▶ [Problem to solve]
Repeat each entry as written, dropping any picture you find.
====== Supplied entries
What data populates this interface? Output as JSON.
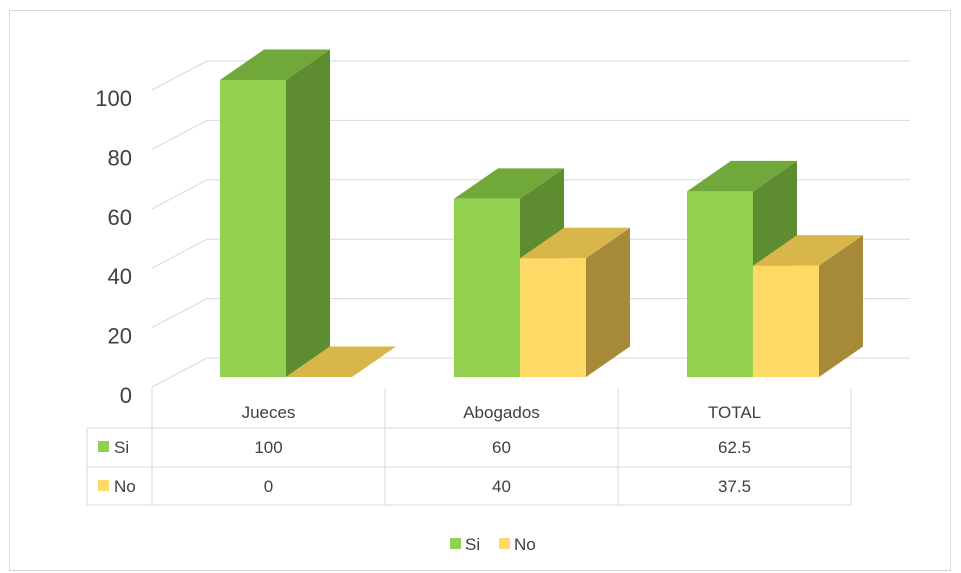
{
  "chart_data": {
    "type": "bar",
    "style": "3d-clustered-column-with-data-table",
    "categories": [
      "Jueces",
      "Abogados",
      "TOTAL"
    ],
    "series": [
      {
        "name": "Si",
        "values": [
          100,
          60,
          62.5
        ],
        "color": "#92D050",
        "color_top": "#70A83A",
        "color_side": "#5E8C30"
      },
      {
        "name": "No",
        "values": [
          0,
          40,
          37.5
        ],
        "color": "#FFD966",
        "color_top": "#D9B64A",
        "color_side": "#A68A3A"
      }
    ],
    "table_values": [
      [
        "100",
        "60",
        "62.5"
      ],
      [
        "0",
        "40",
        "37.5"
      ]
    ],
    "y_ticks": [
      "0",
      "20",
      "40",
      "60",
      "80",
      "100"
    ],
    "ylim": [
      0,
      100
    ],
    "grid": true,
    "legend": "bottom",
    "data_table": true,
    "title": "",
    "xlabel": "",
    "ylabel": ""
  }
}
============
▶ [Exercise result]
What data populates this interface? Output as JSON.
{
  "chart_data": {
    "type": "bar",
    "style": "3d-clustered-column-with-data-table",
    "categories": [
      "Jueces",
      "Abogados",
      "TOTAL"
    ],
    "series": [
      {
        "name": "Si",
        "values": [
          100,
          60,
          62.5
        ],
        "color": "#92D050",
        "color_top": "#70A83A",
        "color_side": "#5E8C30"
      },
      {
        "name": "No",
        "values": [
          0,
          40,
          37.5
        ],
        "color": "#FFD966",
        "color_top": "#D9B64A",
        "color_side": "#A68A3A"
      }
    ],
    "table_values": [
      [
        "100",
        "60",
        "62.5"
      ],
      [
        "0",
        "40",
        "37.5"
      ]
    ],
    "y_ticks": [
      "0",
      "20",
      "40",
      "60",
      "80",
      "100"
    ],
    "ylim": [
      0,
      100
    ],
    "grid": true,
    "legend": "bottom",
    "data_table": true,
    "title": "",
    "xlabel": "",
    "ylabel": ""
  }
}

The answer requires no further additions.